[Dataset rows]
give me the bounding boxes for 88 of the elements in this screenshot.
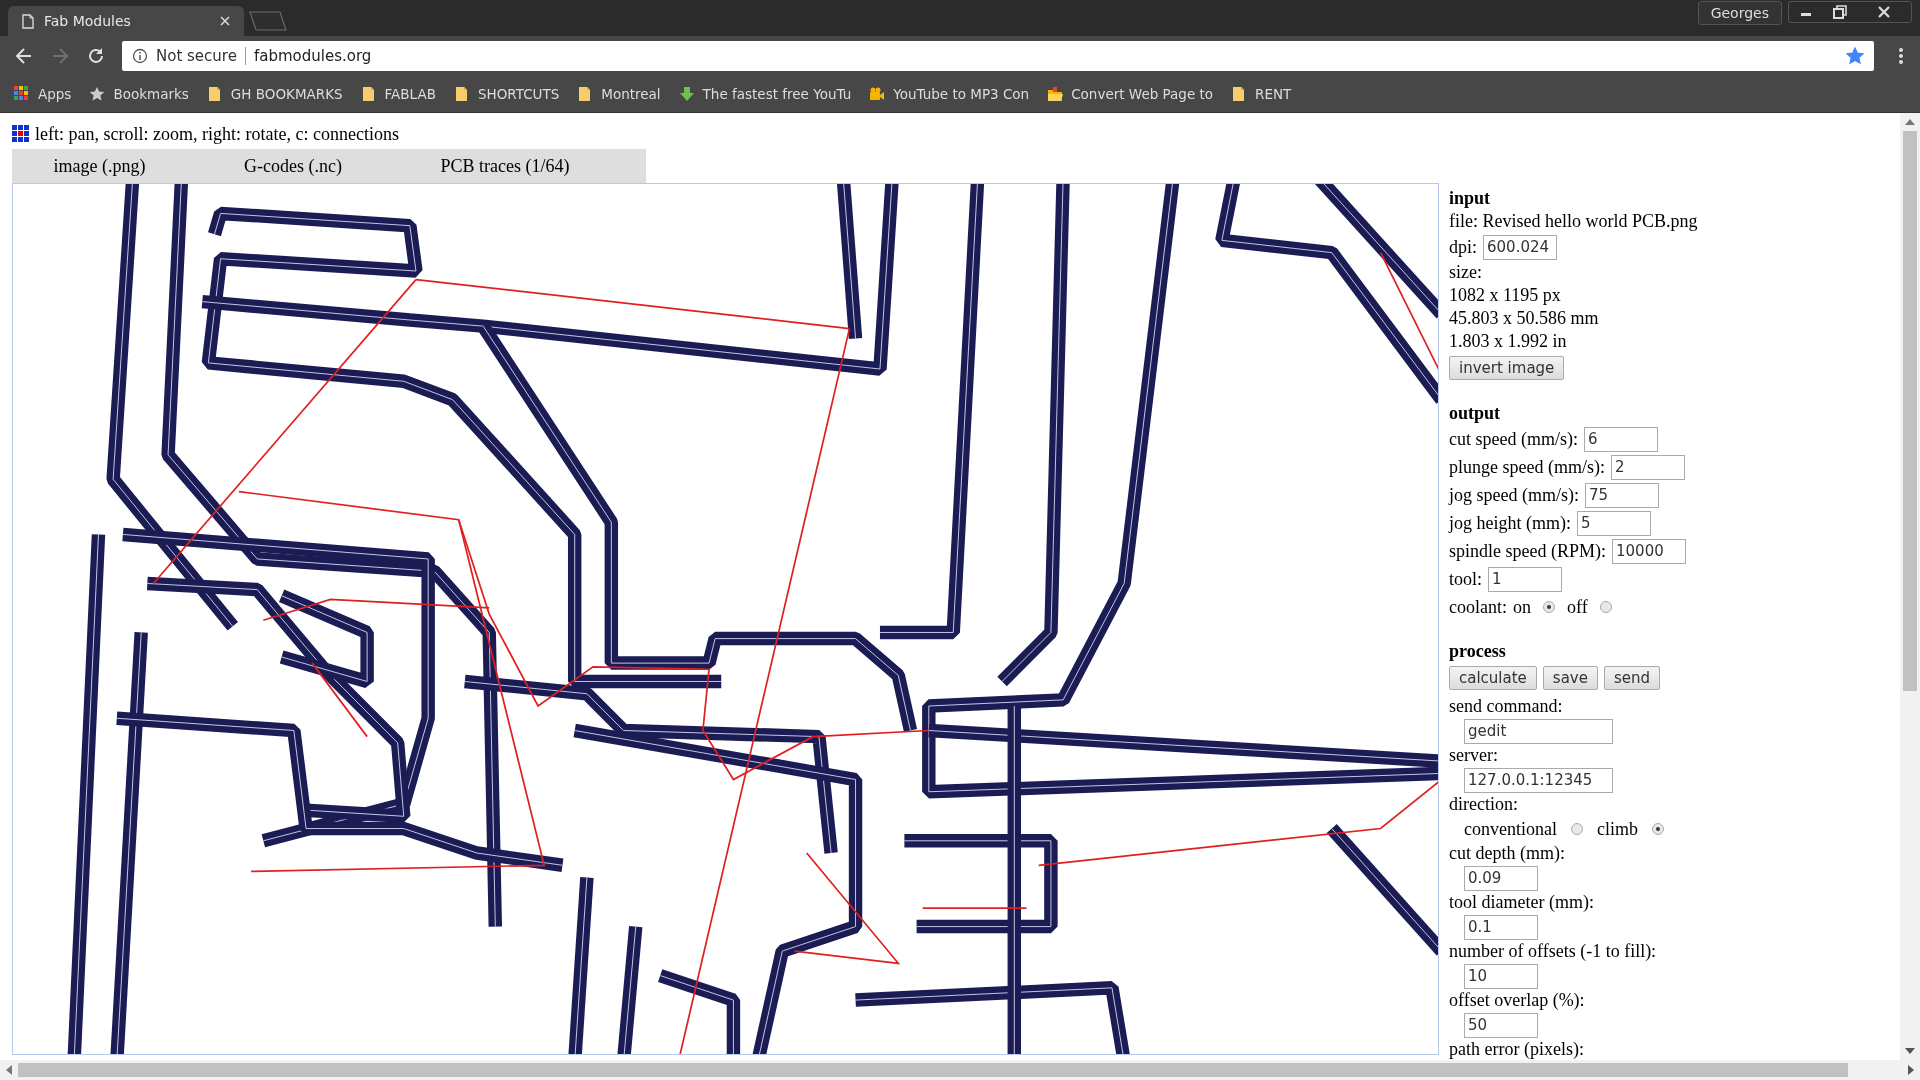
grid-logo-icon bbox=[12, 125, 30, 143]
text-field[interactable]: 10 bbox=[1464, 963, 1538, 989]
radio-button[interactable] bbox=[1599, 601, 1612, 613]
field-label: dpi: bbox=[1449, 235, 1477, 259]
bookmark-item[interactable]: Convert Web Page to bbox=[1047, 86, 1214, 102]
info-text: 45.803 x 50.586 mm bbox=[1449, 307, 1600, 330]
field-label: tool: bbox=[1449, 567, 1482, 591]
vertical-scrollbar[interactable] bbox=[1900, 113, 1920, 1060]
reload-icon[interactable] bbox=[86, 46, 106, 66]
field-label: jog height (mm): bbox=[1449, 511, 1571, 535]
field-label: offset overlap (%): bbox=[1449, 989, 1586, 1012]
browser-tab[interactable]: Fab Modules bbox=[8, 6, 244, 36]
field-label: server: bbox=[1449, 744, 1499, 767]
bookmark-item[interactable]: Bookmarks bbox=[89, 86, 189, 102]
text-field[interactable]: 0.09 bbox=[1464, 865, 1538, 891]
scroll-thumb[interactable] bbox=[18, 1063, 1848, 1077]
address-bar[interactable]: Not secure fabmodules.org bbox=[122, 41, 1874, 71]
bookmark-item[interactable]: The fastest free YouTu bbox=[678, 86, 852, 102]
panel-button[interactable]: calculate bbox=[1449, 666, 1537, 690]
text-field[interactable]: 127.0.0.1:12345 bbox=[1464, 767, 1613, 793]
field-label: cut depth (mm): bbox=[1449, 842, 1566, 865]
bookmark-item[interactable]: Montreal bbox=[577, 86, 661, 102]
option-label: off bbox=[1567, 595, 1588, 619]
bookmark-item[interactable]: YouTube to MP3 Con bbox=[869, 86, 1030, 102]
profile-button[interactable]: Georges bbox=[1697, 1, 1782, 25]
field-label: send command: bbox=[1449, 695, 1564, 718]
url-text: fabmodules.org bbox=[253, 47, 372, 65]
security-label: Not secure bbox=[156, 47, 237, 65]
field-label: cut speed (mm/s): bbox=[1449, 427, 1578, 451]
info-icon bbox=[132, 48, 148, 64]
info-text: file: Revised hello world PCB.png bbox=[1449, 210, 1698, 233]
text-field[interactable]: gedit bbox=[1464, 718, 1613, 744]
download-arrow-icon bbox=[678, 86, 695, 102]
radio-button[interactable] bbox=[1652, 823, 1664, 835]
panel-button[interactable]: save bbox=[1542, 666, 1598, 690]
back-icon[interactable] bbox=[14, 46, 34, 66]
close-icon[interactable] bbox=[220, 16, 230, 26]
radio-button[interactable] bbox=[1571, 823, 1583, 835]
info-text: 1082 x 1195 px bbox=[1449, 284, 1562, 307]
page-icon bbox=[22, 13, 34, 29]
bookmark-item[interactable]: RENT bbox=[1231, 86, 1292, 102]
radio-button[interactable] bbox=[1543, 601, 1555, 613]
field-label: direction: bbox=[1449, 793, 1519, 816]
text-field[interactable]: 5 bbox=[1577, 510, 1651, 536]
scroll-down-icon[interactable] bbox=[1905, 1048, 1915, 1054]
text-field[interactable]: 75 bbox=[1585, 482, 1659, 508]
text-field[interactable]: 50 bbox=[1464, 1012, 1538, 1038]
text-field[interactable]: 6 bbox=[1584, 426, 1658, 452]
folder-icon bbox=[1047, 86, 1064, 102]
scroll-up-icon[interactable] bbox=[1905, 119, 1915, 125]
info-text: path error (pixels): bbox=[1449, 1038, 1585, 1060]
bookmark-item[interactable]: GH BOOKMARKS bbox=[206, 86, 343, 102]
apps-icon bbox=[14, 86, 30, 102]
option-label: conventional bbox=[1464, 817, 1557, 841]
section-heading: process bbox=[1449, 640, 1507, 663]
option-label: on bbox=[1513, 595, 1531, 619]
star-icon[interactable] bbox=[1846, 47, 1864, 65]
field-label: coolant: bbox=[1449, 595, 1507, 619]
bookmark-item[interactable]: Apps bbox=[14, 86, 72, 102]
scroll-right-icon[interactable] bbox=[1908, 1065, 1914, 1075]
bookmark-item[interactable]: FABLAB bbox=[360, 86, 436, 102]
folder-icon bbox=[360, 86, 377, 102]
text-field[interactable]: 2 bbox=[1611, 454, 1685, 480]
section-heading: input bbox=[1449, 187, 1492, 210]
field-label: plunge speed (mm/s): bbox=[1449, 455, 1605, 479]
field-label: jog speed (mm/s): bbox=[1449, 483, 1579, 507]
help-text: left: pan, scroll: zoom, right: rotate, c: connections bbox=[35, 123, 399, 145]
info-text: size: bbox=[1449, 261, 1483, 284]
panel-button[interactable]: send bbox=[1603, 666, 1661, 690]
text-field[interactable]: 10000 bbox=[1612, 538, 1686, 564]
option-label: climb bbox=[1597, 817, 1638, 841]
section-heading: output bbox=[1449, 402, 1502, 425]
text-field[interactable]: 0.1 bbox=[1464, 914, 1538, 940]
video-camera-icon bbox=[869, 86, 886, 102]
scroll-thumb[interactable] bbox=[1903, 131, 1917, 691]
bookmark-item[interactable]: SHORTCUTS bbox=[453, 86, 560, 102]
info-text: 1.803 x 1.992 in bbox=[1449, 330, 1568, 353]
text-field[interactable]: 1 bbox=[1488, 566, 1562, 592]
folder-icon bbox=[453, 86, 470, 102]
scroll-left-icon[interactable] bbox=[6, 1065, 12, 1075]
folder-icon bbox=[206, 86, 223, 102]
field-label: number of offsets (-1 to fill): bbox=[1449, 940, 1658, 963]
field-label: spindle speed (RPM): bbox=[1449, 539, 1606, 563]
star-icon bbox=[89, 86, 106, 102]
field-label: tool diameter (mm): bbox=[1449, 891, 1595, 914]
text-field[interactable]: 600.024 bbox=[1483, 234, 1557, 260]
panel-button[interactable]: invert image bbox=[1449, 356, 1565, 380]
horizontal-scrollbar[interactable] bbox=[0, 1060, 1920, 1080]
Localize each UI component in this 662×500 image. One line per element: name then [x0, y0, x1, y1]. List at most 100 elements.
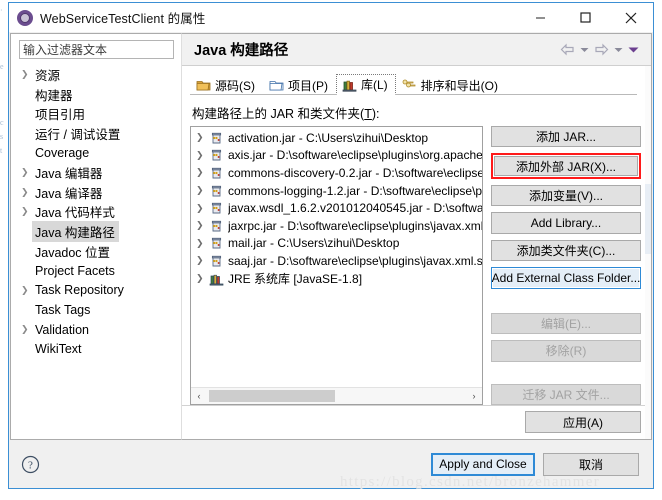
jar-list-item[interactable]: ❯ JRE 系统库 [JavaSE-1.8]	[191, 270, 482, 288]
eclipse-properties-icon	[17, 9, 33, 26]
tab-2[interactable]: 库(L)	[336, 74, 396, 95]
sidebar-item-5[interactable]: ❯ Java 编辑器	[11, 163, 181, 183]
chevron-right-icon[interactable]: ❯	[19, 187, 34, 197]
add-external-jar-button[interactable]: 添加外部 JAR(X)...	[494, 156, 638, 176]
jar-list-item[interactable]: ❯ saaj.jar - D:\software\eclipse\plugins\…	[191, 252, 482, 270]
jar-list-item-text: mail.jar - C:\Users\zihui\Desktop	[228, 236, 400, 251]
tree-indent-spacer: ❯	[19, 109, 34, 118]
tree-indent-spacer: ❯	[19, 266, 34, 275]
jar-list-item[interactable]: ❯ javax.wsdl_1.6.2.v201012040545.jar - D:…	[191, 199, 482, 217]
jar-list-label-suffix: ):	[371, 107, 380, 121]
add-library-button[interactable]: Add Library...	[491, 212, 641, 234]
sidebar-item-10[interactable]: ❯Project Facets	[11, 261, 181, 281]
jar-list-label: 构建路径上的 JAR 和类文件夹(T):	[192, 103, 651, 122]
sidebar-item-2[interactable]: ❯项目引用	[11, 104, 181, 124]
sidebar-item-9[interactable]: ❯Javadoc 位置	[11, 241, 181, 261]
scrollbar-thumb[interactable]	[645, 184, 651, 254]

> [WHAT TO DO]
Extract the stretch from the line containing "grid-logo-icon bbox=[12, 125, 30, 143]" through the line containing "field-label: tool: bbox=[1449, 567, 1482, 591]" and repeat those lines exactly as they appear.

> [THE OUTPUT]
grid-logo-icon bbox=[12, 125, 30, 143]
text-field[interactable]: 10 bbox=[1464, 963, 1538, 989]
radio-button[interactable] bbox=[1599, 601, 1612, 613]
field-label: dpi: bbox=[1449, 235, 1477, 259]
bookmark-item[interactable]: Convert Web Page to bbox=[1047, 86, 1214, 102]
info-text: 45.803 x 50.586 mm bbox=[1449, 307, 1600, 330]
field-label: tool: bbox=[1449, 567, 1482, 591]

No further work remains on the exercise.